## [Stored records]
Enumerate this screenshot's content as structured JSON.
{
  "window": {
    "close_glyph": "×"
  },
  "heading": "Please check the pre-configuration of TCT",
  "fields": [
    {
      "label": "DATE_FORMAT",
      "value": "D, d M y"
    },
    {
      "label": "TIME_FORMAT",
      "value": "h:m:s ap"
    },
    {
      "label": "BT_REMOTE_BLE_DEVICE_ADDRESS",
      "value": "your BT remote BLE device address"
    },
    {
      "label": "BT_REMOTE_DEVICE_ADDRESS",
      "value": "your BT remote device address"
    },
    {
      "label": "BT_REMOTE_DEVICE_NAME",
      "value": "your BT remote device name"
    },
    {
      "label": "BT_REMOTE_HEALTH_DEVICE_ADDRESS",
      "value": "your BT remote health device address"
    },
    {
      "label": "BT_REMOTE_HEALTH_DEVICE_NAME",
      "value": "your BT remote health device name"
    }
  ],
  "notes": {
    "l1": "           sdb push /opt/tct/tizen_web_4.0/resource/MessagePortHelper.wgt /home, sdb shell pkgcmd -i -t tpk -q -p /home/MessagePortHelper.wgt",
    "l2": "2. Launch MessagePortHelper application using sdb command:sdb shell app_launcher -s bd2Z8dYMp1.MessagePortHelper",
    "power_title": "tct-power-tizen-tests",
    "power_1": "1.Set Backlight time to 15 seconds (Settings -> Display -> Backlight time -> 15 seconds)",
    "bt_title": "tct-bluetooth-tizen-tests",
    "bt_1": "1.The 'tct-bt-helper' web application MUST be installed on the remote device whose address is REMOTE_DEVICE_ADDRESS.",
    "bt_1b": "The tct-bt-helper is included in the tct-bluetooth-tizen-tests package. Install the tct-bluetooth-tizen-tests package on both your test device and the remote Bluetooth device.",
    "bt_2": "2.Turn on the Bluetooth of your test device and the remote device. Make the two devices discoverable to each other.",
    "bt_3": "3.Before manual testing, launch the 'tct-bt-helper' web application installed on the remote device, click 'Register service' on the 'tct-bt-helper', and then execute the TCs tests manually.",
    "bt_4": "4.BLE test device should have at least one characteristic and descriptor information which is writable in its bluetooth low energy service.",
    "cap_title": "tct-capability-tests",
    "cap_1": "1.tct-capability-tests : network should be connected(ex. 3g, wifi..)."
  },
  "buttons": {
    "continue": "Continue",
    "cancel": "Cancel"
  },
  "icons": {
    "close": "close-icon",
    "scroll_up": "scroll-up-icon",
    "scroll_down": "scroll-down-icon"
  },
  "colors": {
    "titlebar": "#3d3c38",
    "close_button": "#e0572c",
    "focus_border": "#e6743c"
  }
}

## [Objective]
Go back to the listing above and please repeat it exactly.

## [Response for this exercise]
Enumerate this screenshot's content as structured JSON.
{
  "window": {
    "close_glyph": "×"
  },
  "heading": "Please check the pre-configuration of TCT",
  "fields": [
    {
      "label": "DATE_FORMAT",
      "value": "D, d M y"
    },
    {
      "label": "TIME_FORMAT",
      "value": "h:m:s ap"
    },
    {
      "label": "BT_REMOTE_BLE_DEVICE_ADDRESS",
      "value": "your BT remote BLE device address"
    },
    {
      "label": "BT_REMOTE_DEVICE_ADDRESS",
      "value": "your BT remote device address"
    },
    {
      "label": "BT_REMOTE_DEVICE_NAME",
      "value": "your BT remote device name"
    },
    {
      "label": "BT_REMOTE_HEALTH_DEVICE_ADDRESS",
      "value": "your BT remote health device address"
    },
    {
      "label": "BT_REMOTE_HEALTH_DEVICE_NAME",
      "value": "your BT remote health device name"
    }
  ],
  "notes": {
    "l1": "           sdb push /opt/tct/tizen_web_4.0/resource/MessagePortHelper.wgt /home, sdb shell pkgcmd -i -t tpk -q -p /home/MessagePortHelper.wgt",
    "l2": "2. Launch MessagePortHelper application using sdb command:sdb shell app_launcher -s bd2Z8dYMp1.MessagePortHelper",
    "power_title": "tct-power-tizen-tests",
    "power_1": "1.Set Backlight time to 15 seconds (Settings -> Display -> Backlight time -> 15 seconds)",
    "bt_title": "tct-bluetooth-tizen-tests",
    "bt_1": "1.The 'tct-bt-helper' web application MUST be installed on the remote device whose address is REMOTE_DEVICE_ADDRESS.",
    "bt_1b": "The tct-bt-helper is included in the tct-bluetooth-tizen-tests package. Install the tct-bluetooth-tizen-tests package on both your test device and the remote Bluetooth device.",
    "bt_2": "2.Turn on the Bluetooth of your test device and the remote device. Make the two devices discoverable to each other.",
    "bt_3": "3.Before manual testing, launch the 'tct-bt-helper' web application installed on the remote device, click 'Register service' on the 'tct-bt-helper', and then execute the TCs tests manually.",
    "bt_4": "4.BLE test device should have at least one characteristic and descriptor information which is writable in its bluetooth low energy service.",
    "cap_title": "tct-capability-tests",
    "cap_1": "1.tct-capability-tests : network should be connected(ex. 3g, wifi..)."
  },
  "buttons": {
    "continue": "Continue",
    "cancel": "Cancel"
  },
  "icons": {
    "close": "close-icon",
    "scroll_up": "scroll-up-icon",
    "scroll_down": "scroll-down-icon"
  },
  "colors": {
    "titlebar": "#3d3c38",
    "close_button": "#e0572c",
    "focus_border": "#e6743c"
  }
}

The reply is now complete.